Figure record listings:
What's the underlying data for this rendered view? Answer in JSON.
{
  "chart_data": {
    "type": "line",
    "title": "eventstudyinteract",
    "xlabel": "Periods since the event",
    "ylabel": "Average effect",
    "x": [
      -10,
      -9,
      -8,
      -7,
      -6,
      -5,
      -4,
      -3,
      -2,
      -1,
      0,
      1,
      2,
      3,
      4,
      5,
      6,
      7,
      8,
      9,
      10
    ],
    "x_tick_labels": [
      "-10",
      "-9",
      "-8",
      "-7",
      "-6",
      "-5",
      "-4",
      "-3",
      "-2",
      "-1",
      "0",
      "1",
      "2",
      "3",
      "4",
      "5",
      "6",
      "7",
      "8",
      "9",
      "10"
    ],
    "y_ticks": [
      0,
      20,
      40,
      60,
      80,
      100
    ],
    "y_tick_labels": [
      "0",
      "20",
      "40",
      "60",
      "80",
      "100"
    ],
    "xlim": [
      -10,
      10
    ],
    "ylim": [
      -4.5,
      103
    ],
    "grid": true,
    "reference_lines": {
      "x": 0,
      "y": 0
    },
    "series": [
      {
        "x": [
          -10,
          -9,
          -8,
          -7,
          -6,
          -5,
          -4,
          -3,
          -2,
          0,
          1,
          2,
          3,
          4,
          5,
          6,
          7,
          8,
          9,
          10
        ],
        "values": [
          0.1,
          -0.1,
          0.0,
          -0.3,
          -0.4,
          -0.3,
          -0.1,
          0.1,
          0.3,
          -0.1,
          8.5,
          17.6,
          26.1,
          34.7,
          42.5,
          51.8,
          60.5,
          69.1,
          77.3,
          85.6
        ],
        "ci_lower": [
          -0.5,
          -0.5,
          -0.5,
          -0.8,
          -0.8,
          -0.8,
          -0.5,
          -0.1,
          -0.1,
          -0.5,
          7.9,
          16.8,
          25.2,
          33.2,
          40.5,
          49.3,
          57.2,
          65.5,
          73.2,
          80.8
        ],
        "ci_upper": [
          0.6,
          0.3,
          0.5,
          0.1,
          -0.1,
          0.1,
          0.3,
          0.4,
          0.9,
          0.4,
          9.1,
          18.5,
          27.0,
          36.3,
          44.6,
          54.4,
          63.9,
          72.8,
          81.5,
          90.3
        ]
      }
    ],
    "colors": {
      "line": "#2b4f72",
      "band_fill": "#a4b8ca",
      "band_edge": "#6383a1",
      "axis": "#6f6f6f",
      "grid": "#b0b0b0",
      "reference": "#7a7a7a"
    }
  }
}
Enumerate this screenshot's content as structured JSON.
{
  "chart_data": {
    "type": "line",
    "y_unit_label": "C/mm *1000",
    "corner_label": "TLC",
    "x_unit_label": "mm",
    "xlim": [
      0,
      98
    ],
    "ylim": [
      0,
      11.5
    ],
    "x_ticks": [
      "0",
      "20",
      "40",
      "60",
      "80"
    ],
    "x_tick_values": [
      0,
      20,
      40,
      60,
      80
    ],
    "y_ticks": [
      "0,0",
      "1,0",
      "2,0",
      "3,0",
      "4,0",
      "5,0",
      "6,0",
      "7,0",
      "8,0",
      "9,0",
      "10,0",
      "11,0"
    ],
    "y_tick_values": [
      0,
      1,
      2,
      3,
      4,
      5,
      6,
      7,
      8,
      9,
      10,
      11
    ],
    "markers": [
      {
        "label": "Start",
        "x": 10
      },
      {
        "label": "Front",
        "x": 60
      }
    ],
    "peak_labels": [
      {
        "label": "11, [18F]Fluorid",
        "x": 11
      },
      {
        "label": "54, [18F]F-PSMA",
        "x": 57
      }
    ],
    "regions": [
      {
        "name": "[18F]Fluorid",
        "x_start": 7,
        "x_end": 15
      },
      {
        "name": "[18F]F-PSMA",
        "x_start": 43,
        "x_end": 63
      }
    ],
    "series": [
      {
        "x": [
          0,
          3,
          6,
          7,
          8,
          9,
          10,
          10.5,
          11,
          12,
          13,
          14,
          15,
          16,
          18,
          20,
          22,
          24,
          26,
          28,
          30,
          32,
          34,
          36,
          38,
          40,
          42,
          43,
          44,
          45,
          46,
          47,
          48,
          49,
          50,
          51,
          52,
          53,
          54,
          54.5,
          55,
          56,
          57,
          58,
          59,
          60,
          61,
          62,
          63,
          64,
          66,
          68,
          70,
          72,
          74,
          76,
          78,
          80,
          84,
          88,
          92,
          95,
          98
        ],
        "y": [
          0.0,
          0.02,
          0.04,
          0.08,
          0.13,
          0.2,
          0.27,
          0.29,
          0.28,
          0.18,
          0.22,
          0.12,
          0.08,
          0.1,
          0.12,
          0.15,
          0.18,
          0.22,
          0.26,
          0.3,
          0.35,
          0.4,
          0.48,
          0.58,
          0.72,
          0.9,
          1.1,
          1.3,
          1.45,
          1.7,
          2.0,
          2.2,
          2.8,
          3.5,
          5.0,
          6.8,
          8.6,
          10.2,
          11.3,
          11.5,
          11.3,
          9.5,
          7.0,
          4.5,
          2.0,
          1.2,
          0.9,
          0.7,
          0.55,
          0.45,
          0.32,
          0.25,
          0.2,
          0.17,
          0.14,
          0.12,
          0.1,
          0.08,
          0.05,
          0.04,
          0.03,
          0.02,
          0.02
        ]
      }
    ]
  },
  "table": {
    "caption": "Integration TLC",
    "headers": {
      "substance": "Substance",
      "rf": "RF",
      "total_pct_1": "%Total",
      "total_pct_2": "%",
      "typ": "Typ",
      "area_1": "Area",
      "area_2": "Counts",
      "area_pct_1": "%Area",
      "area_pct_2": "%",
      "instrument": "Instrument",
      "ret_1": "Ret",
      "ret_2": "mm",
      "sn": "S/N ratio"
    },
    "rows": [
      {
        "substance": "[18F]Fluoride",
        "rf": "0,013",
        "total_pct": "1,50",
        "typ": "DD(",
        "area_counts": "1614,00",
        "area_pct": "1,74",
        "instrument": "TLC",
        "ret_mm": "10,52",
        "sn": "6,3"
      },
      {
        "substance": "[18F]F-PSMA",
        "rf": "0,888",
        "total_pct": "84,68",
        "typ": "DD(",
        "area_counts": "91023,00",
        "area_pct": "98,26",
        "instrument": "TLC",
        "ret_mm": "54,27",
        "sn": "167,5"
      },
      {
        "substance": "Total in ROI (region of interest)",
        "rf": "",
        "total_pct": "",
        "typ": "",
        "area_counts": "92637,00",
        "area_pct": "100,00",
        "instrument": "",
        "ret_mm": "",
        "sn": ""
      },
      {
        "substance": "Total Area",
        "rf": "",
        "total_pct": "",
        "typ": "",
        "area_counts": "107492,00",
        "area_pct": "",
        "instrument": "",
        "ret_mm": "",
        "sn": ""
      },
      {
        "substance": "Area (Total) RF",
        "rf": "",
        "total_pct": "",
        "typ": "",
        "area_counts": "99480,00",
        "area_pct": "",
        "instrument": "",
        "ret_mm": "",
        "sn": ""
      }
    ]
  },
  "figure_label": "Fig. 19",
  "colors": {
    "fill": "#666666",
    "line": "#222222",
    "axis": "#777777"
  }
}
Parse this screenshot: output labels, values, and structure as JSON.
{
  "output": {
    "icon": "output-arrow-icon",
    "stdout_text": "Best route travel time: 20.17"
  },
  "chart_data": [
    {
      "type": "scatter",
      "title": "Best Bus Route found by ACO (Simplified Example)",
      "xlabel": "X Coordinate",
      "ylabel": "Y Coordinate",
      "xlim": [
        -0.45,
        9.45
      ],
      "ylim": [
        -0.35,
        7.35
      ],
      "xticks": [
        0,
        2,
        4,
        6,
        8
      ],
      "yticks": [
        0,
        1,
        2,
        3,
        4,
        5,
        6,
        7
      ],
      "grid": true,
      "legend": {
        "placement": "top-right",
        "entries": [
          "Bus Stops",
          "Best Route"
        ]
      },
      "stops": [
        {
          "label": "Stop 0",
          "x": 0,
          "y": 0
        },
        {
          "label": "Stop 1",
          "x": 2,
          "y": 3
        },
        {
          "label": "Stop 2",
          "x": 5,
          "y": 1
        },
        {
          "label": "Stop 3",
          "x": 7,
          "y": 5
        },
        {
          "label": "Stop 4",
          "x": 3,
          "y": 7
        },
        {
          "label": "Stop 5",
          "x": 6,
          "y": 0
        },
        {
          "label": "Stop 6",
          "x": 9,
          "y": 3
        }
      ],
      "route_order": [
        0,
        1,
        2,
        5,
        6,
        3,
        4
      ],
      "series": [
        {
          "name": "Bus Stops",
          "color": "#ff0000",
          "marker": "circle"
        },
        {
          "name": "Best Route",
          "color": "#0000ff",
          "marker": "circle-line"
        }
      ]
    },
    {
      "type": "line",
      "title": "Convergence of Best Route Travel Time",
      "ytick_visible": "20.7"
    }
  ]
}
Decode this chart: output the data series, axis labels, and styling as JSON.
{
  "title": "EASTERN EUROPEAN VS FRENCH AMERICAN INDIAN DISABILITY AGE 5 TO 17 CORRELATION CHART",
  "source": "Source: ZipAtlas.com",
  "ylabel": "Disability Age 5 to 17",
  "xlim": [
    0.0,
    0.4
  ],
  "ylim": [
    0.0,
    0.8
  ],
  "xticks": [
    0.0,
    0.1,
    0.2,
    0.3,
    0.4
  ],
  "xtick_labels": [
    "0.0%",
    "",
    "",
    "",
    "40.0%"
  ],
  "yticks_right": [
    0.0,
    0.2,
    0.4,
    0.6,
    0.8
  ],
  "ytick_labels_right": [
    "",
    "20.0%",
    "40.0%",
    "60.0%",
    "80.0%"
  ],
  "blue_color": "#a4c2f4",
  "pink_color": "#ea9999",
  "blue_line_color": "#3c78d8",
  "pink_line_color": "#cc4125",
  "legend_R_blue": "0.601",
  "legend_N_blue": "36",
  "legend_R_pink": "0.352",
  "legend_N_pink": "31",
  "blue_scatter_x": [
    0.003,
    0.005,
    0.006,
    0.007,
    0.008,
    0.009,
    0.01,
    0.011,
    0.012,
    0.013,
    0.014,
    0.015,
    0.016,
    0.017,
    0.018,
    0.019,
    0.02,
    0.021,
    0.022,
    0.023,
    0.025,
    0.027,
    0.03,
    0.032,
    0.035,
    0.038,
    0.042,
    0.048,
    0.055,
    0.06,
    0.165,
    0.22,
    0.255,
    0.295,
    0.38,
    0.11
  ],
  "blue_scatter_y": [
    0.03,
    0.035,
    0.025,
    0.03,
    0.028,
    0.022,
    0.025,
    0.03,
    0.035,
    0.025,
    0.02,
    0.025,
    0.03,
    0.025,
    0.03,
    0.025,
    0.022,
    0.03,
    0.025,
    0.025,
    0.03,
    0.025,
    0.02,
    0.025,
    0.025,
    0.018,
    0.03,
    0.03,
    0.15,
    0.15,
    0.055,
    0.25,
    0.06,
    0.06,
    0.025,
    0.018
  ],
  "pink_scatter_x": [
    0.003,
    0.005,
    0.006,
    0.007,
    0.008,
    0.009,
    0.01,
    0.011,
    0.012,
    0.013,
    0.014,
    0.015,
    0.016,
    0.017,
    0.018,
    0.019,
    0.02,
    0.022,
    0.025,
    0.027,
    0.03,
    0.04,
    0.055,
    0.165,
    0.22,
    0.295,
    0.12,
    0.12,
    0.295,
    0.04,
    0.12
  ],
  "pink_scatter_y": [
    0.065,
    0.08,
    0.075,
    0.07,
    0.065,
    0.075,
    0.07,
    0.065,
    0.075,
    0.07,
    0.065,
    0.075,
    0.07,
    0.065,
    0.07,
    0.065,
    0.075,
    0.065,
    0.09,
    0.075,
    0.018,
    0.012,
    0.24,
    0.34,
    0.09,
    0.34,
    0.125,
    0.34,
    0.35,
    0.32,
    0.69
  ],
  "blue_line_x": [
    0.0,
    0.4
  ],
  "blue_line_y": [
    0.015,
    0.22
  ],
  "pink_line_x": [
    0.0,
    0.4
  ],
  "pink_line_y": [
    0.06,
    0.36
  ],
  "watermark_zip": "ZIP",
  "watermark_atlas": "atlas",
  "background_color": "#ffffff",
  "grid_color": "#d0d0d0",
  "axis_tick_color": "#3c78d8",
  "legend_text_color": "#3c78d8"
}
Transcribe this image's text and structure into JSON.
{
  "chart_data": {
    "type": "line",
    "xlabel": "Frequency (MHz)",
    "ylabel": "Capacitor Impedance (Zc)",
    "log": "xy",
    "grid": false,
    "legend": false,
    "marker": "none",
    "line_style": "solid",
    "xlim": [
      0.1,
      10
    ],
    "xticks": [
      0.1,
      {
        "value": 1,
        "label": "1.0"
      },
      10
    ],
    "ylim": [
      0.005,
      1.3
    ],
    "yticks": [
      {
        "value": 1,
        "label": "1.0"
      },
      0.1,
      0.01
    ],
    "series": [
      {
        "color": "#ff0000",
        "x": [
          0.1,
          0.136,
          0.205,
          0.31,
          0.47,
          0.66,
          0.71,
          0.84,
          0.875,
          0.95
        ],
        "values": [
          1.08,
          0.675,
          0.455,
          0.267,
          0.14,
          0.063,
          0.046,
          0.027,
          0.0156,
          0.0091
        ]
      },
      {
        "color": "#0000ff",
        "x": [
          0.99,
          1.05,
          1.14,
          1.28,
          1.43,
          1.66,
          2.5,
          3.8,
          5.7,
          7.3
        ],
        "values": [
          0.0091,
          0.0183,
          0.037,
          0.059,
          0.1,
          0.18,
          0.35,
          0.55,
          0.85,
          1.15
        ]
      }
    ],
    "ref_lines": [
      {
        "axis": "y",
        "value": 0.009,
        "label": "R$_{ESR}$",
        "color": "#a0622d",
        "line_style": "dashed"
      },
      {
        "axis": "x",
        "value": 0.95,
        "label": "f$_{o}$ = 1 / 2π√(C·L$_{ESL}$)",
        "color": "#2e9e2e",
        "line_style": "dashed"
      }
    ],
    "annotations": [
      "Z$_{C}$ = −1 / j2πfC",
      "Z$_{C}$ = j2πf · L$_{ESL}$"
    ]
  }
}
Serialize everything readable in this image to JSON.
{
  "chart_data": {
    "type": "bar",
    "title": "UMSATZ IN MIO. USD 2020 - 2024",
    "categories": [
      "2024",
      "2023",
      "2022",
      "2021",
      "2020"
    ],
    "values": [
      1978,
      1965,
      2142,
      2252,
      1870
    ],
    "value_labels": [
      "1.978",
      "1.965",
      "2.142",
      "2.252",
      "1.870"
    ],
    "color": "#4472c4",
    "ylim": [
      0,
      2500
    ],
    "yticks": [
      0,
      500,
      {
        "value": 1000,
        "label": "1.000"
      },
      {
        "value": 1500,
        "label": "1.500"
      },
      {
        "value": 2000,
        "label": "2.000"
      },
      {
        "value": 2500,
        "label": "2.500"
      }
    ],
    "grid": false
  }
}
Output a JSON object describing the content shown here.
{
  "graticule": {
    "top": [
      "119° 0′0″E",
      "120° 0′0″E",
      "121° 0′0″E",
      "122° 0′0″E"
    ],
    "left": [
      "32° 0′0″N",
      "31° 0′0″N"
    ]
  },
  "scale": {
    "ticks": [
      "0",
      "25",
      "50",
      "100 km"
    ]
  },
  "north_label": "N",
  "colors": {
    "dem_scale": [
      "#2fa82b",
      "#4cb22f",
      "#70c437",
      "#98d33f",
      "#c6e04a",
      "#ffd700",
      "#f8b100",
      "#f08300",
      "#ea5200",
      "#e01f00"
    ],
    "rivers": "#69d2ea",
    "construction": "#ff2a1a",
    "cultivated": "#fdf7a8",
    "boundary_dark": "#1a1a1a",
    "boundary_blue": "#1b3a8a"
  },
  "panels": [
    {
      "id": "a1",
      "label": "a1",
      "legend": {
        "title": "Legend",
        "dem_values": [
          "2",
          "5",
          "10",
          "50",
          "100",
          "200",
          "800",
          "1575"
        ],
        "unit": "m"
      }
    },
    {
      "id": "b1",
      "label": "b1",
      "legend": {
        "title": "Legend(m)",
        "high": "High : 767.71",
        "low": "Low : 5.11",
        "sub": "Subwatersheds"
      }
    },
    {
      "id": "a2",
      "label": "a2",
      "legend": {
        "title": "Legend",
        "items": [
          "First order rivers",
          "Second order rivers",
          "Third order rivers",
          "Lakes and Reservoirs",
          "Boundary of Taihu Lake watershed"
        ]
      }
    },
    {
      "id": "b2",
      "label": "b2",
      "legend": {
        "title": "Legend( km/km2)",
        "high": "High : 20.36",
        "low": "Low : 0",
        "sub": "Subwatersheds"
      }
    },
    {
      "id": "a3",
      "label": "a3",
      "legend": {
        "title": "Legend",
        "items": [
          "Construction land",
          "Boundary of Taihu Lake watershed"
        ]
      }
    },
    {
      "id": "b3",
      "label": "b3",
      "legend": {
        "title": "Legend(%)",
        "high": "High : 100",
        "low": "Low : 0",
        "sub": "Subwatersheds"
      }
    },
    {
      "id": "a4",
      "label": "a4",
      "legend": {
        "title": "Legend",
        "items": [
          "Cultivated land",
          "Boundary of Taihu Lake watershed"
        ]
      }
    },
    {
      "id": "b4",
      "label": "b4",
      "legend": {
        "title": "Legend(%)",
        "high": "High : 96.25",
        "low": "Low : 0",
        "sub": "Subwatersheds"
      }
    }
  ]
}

* **DIRECTIONS FOR THIS TASK**
Note every line above where the string "rivers" shows up, and copy those lines.

* **REPLY**
    "rivers": "#69d2ea",
          "First order rivers",
          "Second order rivers",
          "Third order rivers",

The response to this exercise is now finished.